Dataset entries
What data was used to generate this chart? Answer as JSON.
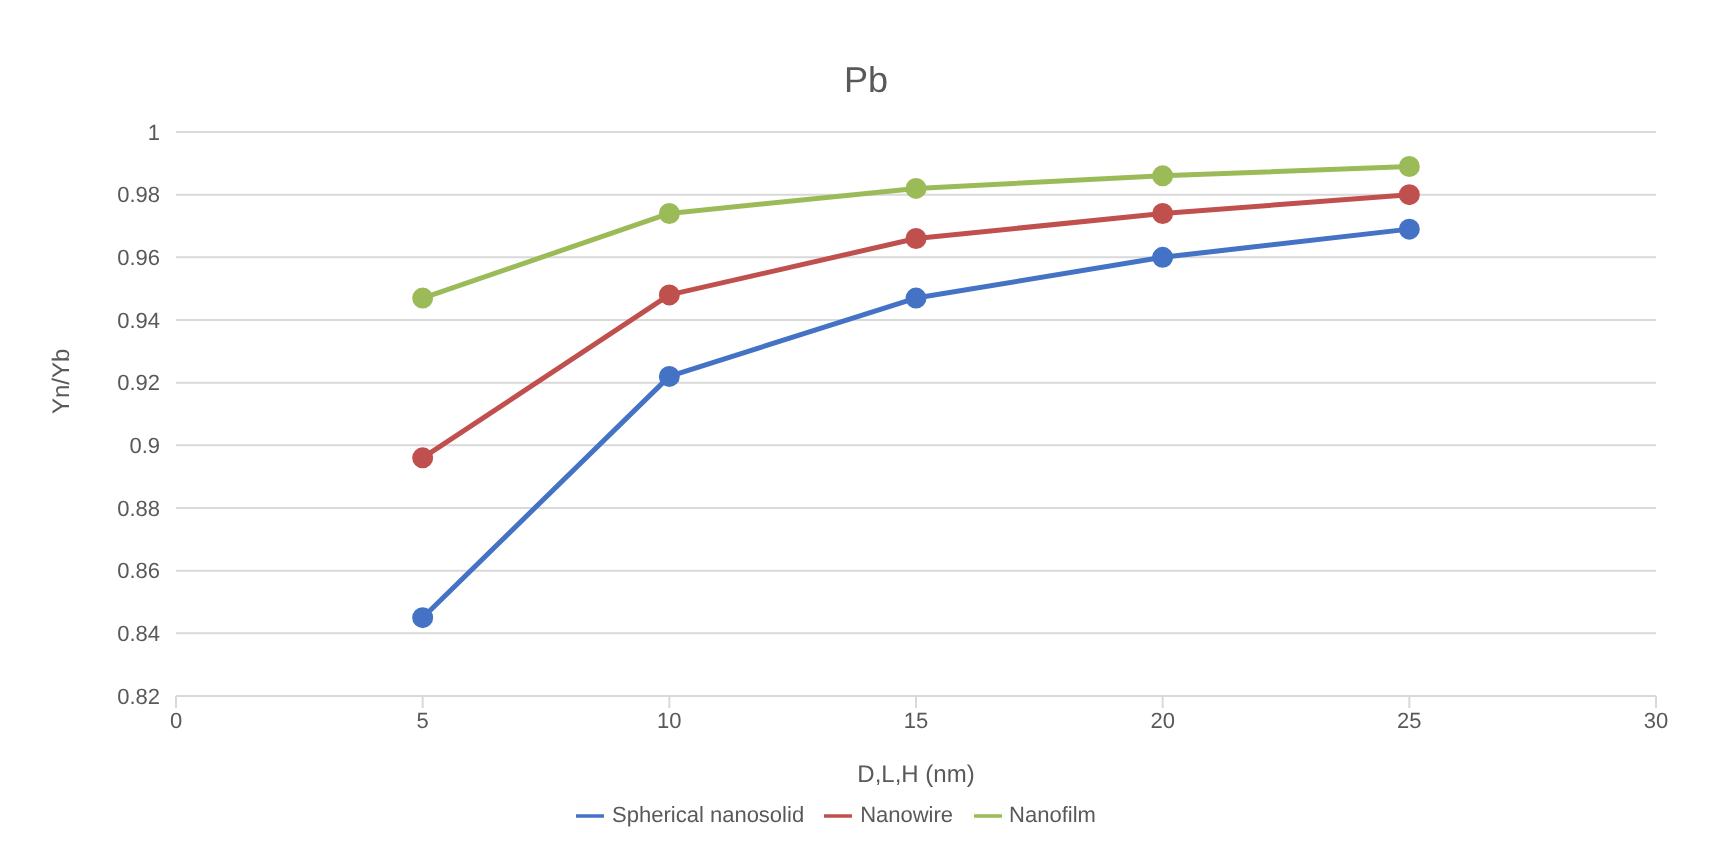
{
  "chart_data": {
    "type": "line",
    "title": "Pb",
    "xlabel": "D,L,H (nm)",
    "ylabel": "Yn/Yb",
    "x": [
      5,
      10,
      15,
      20,
      25
    ],
    "series": [
      {
        "name": "Spherical nanosolid",
        "color": "#4472c4",
        "values": [
          0.845,
          0.922,
          0.947,
          0.96,
          0.969
        ]
      },
      {
        "name": "Nanowire",
        "color": "#c0504d",
        "values": [
          0.896,
          0.948,
          0.966,
          0.974,
          0.98
        ]
      },
      {
        "name": "Nanofilm",
        "color": "#9bbb59",
        "values": [
          0.947,
          0.974,
          0.982,
          0.986,
          0.989
        ]
      }
    ],
    "xlim": [
      0,
      30
    ],
    "xticks": [
      0,
      5,
      10,
      15,
      20,
      25,
      30
    ],
    "ylim": [
      0.82,
      1
    ],
    "yticks": [
      0.82,
      0.84,
      0.86,
      0.88,
      0.9,
      0.92,
      0.94,
      0.96,
      0.98,
      1
    ],
    "grid": "y",
    "legend": "bottom",
    "marker": "circle",
    "line_style": "solid"
  }
}
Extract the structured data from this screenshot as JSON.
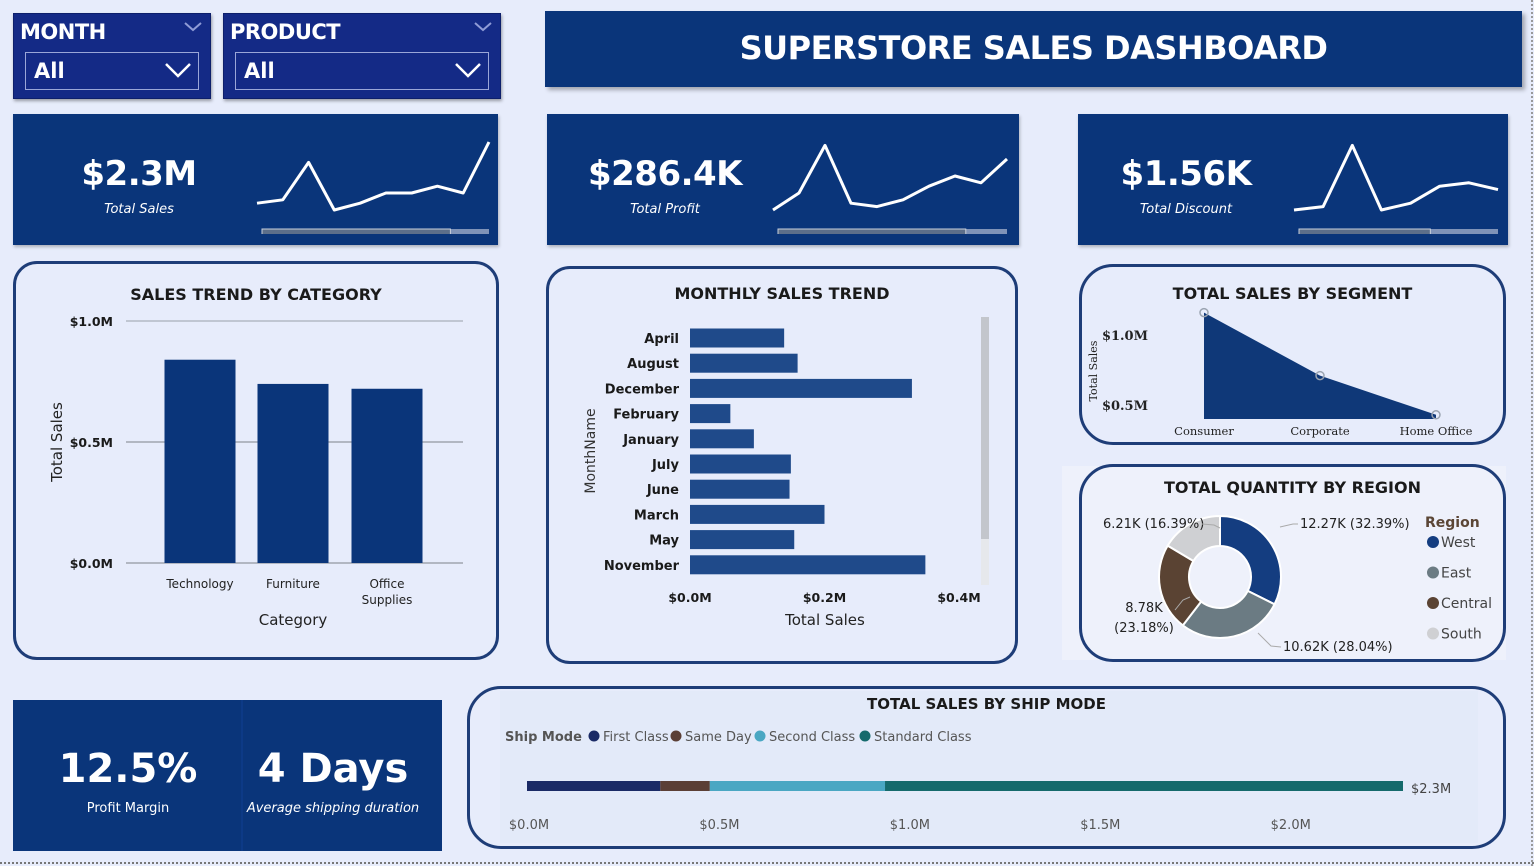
{
  "filters": {
    "month": {
      "label": "MONTH",
      "value": "All"
    },
    "product": {
      "label": "PRODUCT",
      "value": "All"
    }
  },
  "dashboard_title": "SUPERSTORE SALES DASHBOARD",
  "kpis": {
    "total_sales": {
      "value": "$2.3M",
      "caption": "Total Sales",
      "spark": [
        0.1,
        0.15,
        0.7,
        0.0,
        0.1,
        0.25,
        0.25,
        0.35,
        0.25,
        1.0
      ],
      "progress": 0.83
    },
    "total_profit": {
      "value": "$286.4K",
      "caption": "Total Profit",
      "spark": [
        0.0,
        0.25,
        0.95,
        0.1,
        0.05,
        0.15,
        0.35,
        0.5,
        0.4,
        0.75
      ],
      "progress": 0.82
    },
    "total_discount": {
      "value": "$1.56K",
      "caption": "Total Discount",
      "spark": [
        0.0,
        0.05,
        0.95,
        0.0,
        0.1,
        0.35,
        0.4,
        0.3
      ],
      "progress": 0.66
    }
  },
  "category_chart": {
    "title": "SALES TREND BY CATEGORY",
    "xlabel": "Category",
    "ylabel": "Total Sales",
    "ticks": [
      "$1.0M",
      "$0.5M",
      "$0.0M"
    ],
    "categories": [
      "Technology",
      "Furniture",
      "Office Supplies"
    ],
    "category_lines": [
      [
        "Technology"
      ],
      [
        "Furniture"
      ],
      [
        "Office",
        "Supplies"
      ]
    ],
    "values": [
      0.84,
      0.74,
      0.72
    ],
    "ylim": [
      0,
      1.0
    ],
    "color": "#0a357a"
  },
  "monthly_chart": {
    "title": "MONTHLY SALES TREND",
    "xlabel": "Total Sales",
    "ylabel": "MonthName",
    "ticks": [
      "$0.0M",
      "$0.2M",
      "$0.4M"
    ],
    "categories": [
      "April",
      "August",
      "December",
      "February",
      "January",
      "July",
      "June",
      "March",
      "May",
      "November"
    ],
    "values": [
      0.14,
      0.16,
      0.33,
      0.06,
      0.095,
      0.15,
      0.148,
      0.2,
      0.155,
      0.35
    ],
    "xlim": [
      0,
      0.4
    ],
    "color": "#1f4a8a"
  },
  "segment_chart": {
    "title": "TOTAL SALES BY SEGMENT",
    "ylabel": "Total Sales",
    "ticks": [
      "$1.0M",
      "$0.5M"
    ],
    "categories": [
      "Consumer",
      "Corporate",
      "Home Office"
    ],
    "values": [
      1.16,
      0.71,
      0.43
    ],
    "ylim": [
      0.4,
      1.2
    ],
    "color": "#0f3878"
  },
  "region_chart": {
    "title": "TOTAL QUANTITY BY REGION",
    "legend_title": "Region",
    "slices": [
      {
        "name": "West",
        "value": 12.27,
        "label": "12.27K (32.39%)",
        "color": "#143d80"
      },
      {
        "name": "East",
        "value": 10.62,
        "label": "10.62K (28.04%)",
        "color": "#6b7b83"
      },
      {
        "name": "Central",
        "value": 8.78,
        "label": "8.78K (23.18%)",
        "color": "#5a4333"
      },
      {
        "name": "South",
        "value": 6.21,
        "label": "6.21K (16.39%)",
        "color": "#cfd0d3"
      }
    ],
    "central_label_lines": [
      "8.78K",
      "(23.18%)"
    ]
  },
  "shipmode_chart": {
    "title": "TOTAL SALES BY SHIP MODE",
    "legend_title": "Ship Mode",
    "series": [
      {
        "name": "First Class",
        "value": 0.35,
        "color": "#1a2a66"
      },
      {
        "name": "Same Day",
        "value": 0.13,
        "color": "#5b3f36"
      },
      {
        "name": "Second Class",
        "value": 0.46,
        "color": "#4aa7c3"
      },
      {
        "name": "Standard Class",
        "value": 1.36,
        "color": "#156a6c"
      }
    ],
    "total_label": "$2.3M",
    "ticks": [
      "$0.0M",
      "$0.5M",
      "$1.0M",
      "$1.5M",
      "$2.0M"
    ],
    "xlim": [
      0,
      2.3
    ]
  },
  "bottom_kpis": {
    "profit_margin": {
      "value": "12.5%",
      "caption": "Profit Margin"
    },
    "shipping": {
      "value": "4 Days",
      "caption": "Average shipping duration"
    }
  }
}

Challenge
Every entry must be reproduced exactly, with the images left out.

Answer below
What data was used to generate this chart? Answer as JSON.
{
  "chart_data": {
    "type": "line",
    "title": "Pb",
    "xlabel": "D,L,H (nm)",
    "ylabel": "Yn/Yb",
    "x": [
      5,
      10,
      15,
      20,
      25
    ],
    "series": [
      {
        "name": "Spherical nanosolid",
        "color": "#4472c4",
        "values": [
          0.845,
          0.922,
          0.947,
          0.96,
          0.969
        ]
      },
      {
        "name": "Nanowire",
        "color": "#c0504d",
        "values": [
          0.896,
          0.948,
          0.966,
          0.974,
          0.98
        ]
      },
      {
        "name": "Nanofilm",
        "color": "#9bbb59",
        "values": [
          0.947,
          0.974,
          0.982,
          0.986,
          0.989
        ]
      }
    ],
    "xlim": [
      0,
      30
    ],
    "xticks": [
      0,
      5,
      10,
      15,
      20,
      25,
      30
    ],
    "ylim": [
      0.82,
      1
    ],
    "yticks": [
      0.82,
      0.84,
      0.86,
      0.88,
      0.9,
      0.92,
      0.94,
      0.96,
      0.98,
      1
    ],
    "grid": "y",
    "legend": "bottom",
    "marker": "circle",
    "line_style": "solid"
  }
}
Extract the structured data from this screenshot as JSON.
{
  "filters": {
    "month": {
      "label": "MONTH",
      "value": "All"
    },
    "product": {
      "label": "PRODUCT",
      "value": "All"
    }
  },
  "dashboard_title": "SUPERSTORE SALES DASHBOARD",
  "kpis": {
    "total_sales": {
      "value": "$2.3M",
      "caption": "Total Sales",
      "spark": [
        0.1,
        0.15,
        0.7,
        0.0,
        0.1,
        0.25,
        0.25,
        0.35,
        0.25,
        1.0
      ],
      "progress": 0.83
    },
    "total_profit": {
      "value": "$286.4K",
      "caption": "Total Profit",
      "spark": [
        0.0,
        0.25,
        0.95,
        0.1,
        0.05,
        0.15,
        0.35,
        0.5,
        0.4,
        0.75
      ],
      "progress": 0.82
    },
    "total_discount": {
      "value": "$1.56K",
      "caption": "Total Discount",
      "spark": [
        0.0,
        0.05,
        0.95,
        0.0,
        0.1,
        0.35,
        0.4,
        0.3
      ],
      "progress": 0.66
    }
  },
  "category_chart": {
    "title": "SALES TREND BY CATEGORY",
    "xlabel": "Category",
    "ylabel": "Total Sales",
    "ticks": [
      "$1.0M",
      "$0.5M",
      "$0.0M"
    ],
    "categories": [
      "Technology",
      "Furniture",
      "Office Supplies"
    ],
    "category_lines": [
      [
        "Technology"
      ],
      [
        "Furniture"
      ],
      [
        "Office",
        "Supplies"
      ]
    ],
    "values": [
      0.84,
      0.74,
      0.72
    ],
    "ylim": [
      0,
      1.0
    ],
    "color": "#0a357a"
  },
  "monthly_chart": {
    "title": "MONTHLY SALES TREND",
    "xlabel": "Total Sales",
    "ylabel": "MonthName",
    "ticks": [
      "$0.0M",
      "$0.2M",
      "$0.4M"
    ],
    "categories": [
      "April",
      "August",
      "December",
      "February",
      "January",
      "July",
      "June",
      "March",
      "May",
      "November"
    ],
    "values": [
      0.14,
      0.16,
      0.33,
      0.06,
      0.095,
      0.15,
      0.148,
      0.2,
      0.155,
      0.35
    ],
    "xlim": [
      0,
      0.4
    ],
    "color": "#1f4a8a"
  },
  "segment_chart": {
    "title": "TOTAL SALES BY SEGMENT",
    "ylabel": "Total Sales",
    "ticks": [
      "$1.0M",
      "$0.5M"
    ],
    "categories": [
      "Consumer",
      "Corporate",
      "Home Office"
    ],
    "values": [
      1.16,
      0.71,
      0.43
    ],
    "ylim": [
      0.4,
      1.2
    ],
    "color": "#0f3878"
  },
  "region_chart": {
    "title": "TOTAL QUANTITY BY REGION",
    "legend_title": "Region",
    "slices": [
      {
        "name": "West",
        "value": 12.27,
        "label": "12.27K (32.39%)",
        "color": "#143d80"
      },
      {
        "name": "East",
        "value": 10.62,
        "label": "10.62K (28.04%)",
        "color": "#6b7b83"
      },
      {
        "name": "Central",
        "value": 8.78,
        "label": "8.78K (23.18%)",
        "color": "#5a4333"
      },
      {
        "name": "South",
        "value": 6.21,
        "label": "6.21K (16.39%)",
        "color": "#cfd0d3"
      }
    ],
    "central_label_lines": [
      "8.78K",
      "(23.18%)"
    ]
  },
  "shipmode_chart": {
    "title": "TOTAL SALES BY SHIP MODE",
    "legend_title": "Ship Mode",
    "series": [
      {
        "name": "First Class",
        "value": 0.35,
        "color": "#1a2a66"
      },
      {
        "name": "Same Day",
        "value": 0.13,
        "color": "#5b3f36"
      },
      {
        "name": "Second Class",
        "value": 0.46,
        "color": "#4aa7c3"
      },
      {
        "name": "Standard Class",
        "value": 1.36,
        "color": "#156a6c"
      }
    ],
    "total_label": "$2.3M",
    "ticks": [
      "$0.0M",
      "$0.5M",
      "$1.0M",
      "$1.5M",
      "$2.0M"
    ],
    "xlim": [
      0,
      2.3
    ]
  },
  "bottom_kpis": {
    "profit_margin": {
      "value": "12.5%",
      "caption": "Profit Margin"
    },
    "shipping": {
      "value": "4 Days",
      "caption": "Average shipping duration"
    }
  }
}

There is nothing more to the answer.